> _DATA ENTRIES_:
--- --- ---
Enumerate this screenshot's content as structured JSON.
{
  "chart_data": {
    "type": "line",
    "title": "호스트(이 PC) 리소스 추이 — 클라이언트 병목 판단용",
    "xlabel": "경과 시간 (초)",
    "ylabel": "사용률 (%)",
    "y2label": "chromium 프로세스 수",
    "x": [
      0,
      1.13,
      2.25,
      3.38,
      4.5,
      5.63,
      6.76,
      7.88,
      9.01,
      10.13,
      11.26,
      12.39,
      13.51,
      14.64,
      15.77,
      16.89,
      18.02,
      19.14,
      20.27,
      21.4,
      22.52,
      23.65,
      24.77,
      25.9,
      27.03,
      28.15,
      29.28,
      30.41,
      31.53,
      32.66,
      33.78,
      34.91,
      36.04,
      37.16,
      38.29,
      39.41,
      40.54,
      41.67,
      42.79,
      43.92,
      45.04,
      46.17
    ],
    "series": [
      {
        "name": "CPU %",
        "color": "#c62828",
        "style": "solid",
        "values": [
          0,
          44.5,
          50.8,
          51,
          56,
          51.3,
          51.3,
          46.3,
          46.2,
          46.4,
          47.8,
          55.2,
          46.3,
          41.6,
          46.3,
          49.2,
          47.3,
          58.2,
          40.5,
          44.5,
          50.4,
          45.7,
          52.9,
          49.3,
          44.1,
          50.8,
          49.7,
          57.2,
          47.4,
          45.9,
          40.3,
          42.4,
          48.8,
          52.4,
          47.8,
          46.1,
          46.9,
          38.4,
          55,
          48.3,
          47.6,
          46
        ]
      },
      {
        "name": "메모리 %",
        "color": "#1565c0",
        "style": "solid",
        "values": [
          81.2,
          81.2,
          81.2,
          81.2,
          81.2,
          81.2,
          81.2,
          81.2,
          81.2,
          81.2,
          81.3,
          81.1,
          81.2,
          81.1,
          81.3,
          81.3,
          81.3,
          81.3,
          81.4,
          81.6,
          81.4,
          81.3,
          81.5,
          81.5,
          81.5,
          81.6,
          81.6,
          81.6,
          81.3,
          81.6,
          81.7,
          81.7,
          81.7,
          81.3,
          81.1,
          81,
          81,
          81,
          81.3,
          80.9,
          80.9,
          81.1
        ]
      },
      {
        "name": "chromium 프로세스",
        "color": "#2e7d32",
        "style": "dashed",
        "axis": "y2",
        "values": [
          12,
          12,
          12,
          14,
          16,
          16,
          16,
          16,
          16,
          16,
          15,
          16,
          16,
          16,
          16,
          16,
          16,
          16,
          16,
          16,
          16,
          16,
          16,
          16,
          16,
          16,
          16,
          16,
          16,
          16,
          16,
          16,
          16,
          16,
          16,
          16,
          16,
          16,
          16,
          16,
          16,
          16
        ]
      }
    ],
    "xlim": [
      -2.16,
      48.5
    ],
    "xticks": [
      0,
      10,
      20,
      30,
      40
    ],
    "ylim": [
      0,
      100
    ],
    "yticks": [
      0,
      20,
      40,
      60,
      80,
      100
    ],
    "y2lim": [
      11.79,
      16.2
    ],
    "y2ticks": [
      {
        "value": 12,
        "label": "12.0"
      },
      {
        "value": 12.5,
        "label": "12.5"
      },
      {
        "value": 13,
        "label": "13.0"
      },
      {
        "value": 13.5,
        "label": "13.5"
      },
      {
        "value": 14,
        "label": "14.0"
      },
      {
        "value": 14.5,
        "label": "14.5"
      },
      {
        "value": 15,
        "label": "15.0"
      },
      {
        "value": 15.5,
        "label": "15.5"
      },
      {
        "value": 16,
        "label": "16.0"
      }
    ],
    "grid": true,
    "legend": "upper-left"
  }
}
--- --- ---
> _WORK TO BE COMPLETED_: Set out every line from the material that contains the string "name".

> _EXERCISE ANSWER_:
        "name": "CPU %",
        "name": "메모리 %",
        "name": "chromium 프로세스",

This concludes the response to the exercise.